> **Source records**:
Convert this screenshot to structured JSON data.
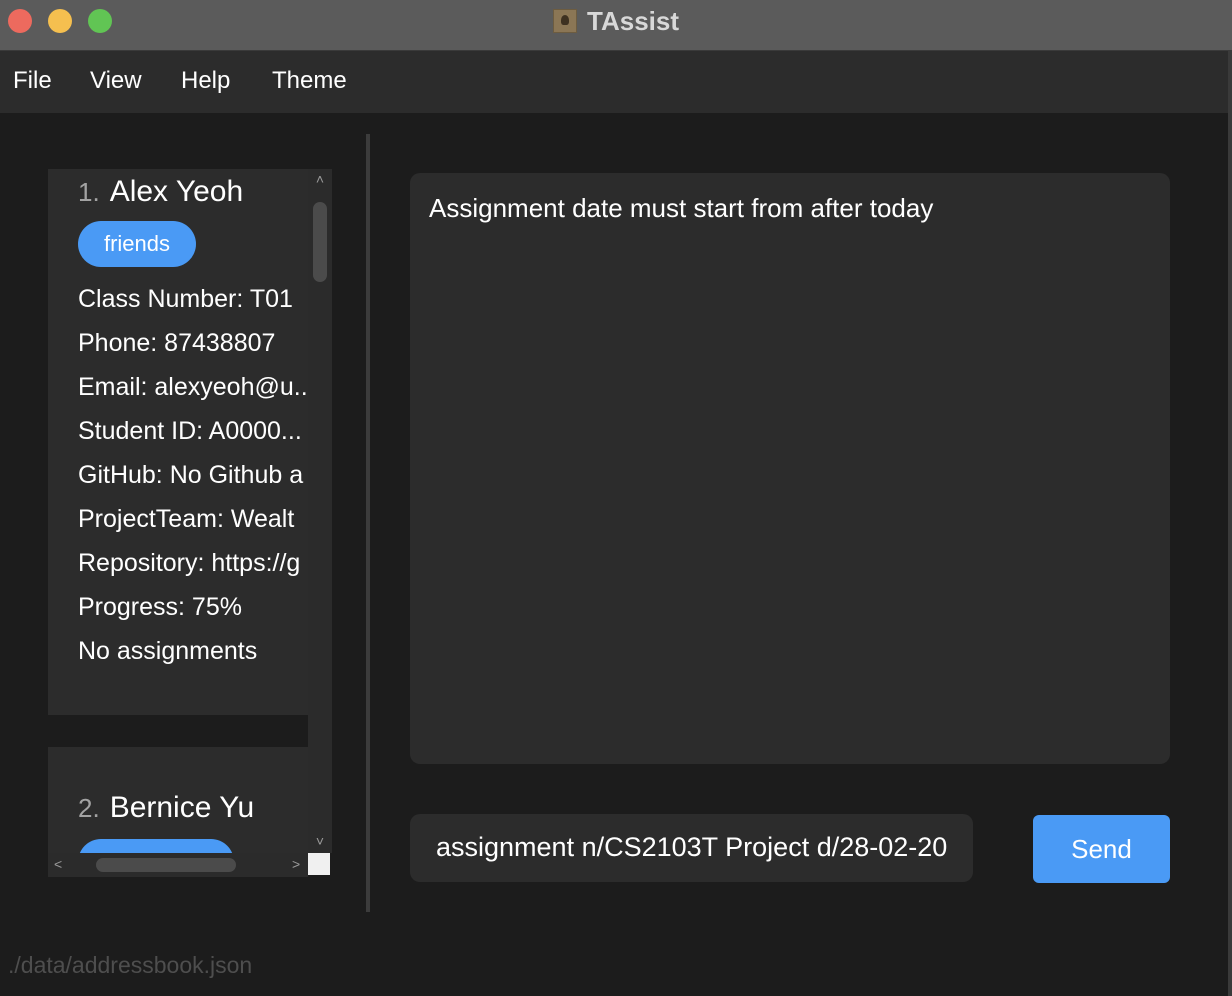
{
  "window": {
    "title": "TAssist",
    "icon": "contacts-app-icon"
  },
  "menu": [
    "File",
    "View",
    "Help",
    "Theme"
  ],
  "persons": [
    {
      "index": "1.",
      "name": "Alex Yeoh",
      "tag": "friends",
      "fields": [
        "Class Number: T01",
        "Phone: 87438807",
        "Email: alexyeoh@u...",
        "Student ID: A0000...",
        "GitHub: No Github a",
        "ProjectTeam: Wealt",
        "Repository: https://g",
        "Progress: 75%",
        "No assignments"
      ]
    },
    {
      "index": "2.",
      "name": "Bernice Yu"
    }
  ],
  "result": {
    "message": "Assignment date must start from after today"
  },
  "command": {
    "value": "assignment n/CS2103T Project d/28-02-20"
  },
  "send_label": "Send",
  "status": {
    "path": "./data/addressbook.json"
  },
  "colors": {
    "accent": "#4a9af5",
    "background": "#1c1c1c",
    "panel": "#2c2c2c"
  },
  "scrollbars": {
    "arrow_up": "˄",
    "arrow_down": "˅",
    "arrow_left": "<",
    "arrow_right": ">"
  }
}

> **Description of the task**:
Go through the entries above and pull out each line with "data" in it.

> **Full solution**:
Convert this screenshot to structured JSON data.
    "path": "./data/addressbook.json"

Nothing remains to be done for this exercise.